- Country: Canada
- Presented by: Academy of Canadian Cinema & Television
- First award: 1968
- Currently held by: The Muse (2025)
- Website: academy.ca/awards

= Canadian Screen Award for Best Short Documentary =

Annual Canadian film award

The Academy of Canadian Cinema and Television's Award for Best Short Documentary is an annual Canadian film award, presented to a film judged to be the year's best short documentary film. Prior to 2012 the award was presented as part of the Genie Awards program; since 2012 it has been presented as part of the expanded Canadian Screen Awards.

The award has not always been presented at every past Genie or CSA ceremony. In years when the award was not presented, short documentary films were instead eligible for the Best Theatrical Short Film and/or Best (Theatrical/Feature-Length) Documentary categories. In the Canadian Film Awards era, it was often presented solely under the name Best Documentary, but was still presented to shorter documentaries and remained separate from the category for Best Theatrical Documentary.

Under current Academy regulations, the awards for Best Feature Length Documentary and Best Short Documentary can be collapsed into a single award for Best Documentary if either category receives three or fewer eligible submissions, but remain separate if both categories surpass three submissions.

- Directions -
From the passage on the Best Short Documentary award, give the part starting at "The award has" and stopping after "Best Theatrical Documentary.", substituting "CFA" for "Canadian Film Awards".

- Source data -

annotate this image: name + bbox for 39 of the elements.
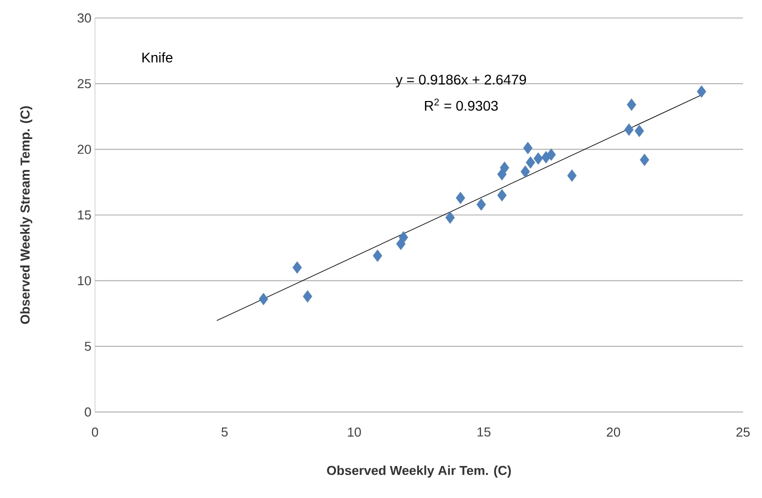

- Exercise output -
The award has not always been presented at every past Genie or CSA ceremony. In years when the award was not presented, short documentary films were instead eligible for the Best Theatrical Short Film and/or Best (Theatrical/Feature-Length) Documentary categories. In the CFA era, it was often presented solely under the name Best Documentary, but was still presented to shorter documentaries and remained separate from the category for Best Theatrical Documentary.